INPUT ROWS

◆ ◆ ◆ ◆ ◆ ◆ ◆

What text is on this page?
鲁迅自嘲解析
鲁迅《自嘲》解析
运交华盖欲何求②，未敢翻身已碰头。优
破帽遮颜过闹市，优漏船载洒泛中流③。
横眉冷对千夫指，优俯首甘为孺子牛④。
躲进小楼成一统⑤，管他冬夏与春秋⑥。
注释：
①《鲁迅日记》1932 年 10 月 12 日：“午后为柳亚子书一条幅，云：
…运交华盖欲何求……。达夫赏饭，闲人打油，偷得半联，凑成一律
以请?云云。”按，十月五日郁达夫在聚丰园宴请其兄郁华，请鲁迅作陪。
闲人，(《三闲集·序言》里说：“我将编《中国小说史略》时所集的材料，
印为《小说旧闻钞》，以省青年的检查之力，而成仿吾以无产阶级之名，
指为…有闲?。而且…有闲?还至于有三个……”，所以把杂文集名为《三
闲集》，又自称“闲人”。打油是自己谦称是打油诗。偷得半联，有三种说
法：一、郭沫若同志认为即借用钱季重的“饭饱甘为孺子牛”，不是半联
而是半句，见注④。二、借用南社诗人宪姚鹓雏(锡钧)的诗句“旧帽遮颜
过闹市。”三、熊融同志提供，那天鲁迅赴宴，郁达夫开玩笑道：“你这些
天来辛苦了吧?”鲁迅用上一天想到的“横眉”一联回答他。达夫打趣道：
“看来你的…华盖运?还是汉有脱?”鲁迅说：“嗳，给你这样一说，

◆ ◆ ◆ ◆ ◆ ◆ ◆

TASK STATEMENT
Extract every record and return it verbatim.

WRITTEN ANSWER
What text is on this page?
鲁迅自嘲解析
鲁迅《自嘲》解析
运交华盖欲何求②，未敢翻身已碰头。优
破帽遮颜过闹市，优漏船载洒泛中流③。
横眉冷对千夫指，优俯首甘为孺子牛④。
躲进小楼成一统⑤，管他冬夏与春秋⑥。
注释：
①《鲁迅日记》1932 年 10 月 12 日：“午后为柳亚子书一条幅，云：
…运交华盖欲何求……。达夫赏饭，闲人打油，偷得半联，凑成一律
以请?云云。”按，十月五日郁达夫在聚丰园宴请其兄郁华，请鲁迅作陪。
闲人，(《三闲集·序言》里说：“我将编《中国小说史略》时所集的材料，
印为《小说旧闻钞》，以省青年的检查之力，而成仿吾以无产阶级之名，
指为…有闲?。而且…有闲?还至于有三个……”，所以把杂文集名为《三
闲集》，又自称“闲人”。打油是自己谦称是打油诗。偷得半联，有三种说
法：一、郭沫若同志认为即借用钱季重的“饭饱甘为孺子牛”，不是半联
而是半句，见注④。二、借用南社诗人宪姚鹓雏(锡钧)的诗句“旧帽遮颜
过闹市。”三、熊融同志提供，那天鲁迅赴宴，郁达夫开玩笑道：“你这些
天来辛苦了吧?”鲁迅用上一天想到的“横眉”一联回答他。达夫打趣道：
“看来你的…华盖运?还是汉有脱?”鲁迅说：“嗳，给你这样一说，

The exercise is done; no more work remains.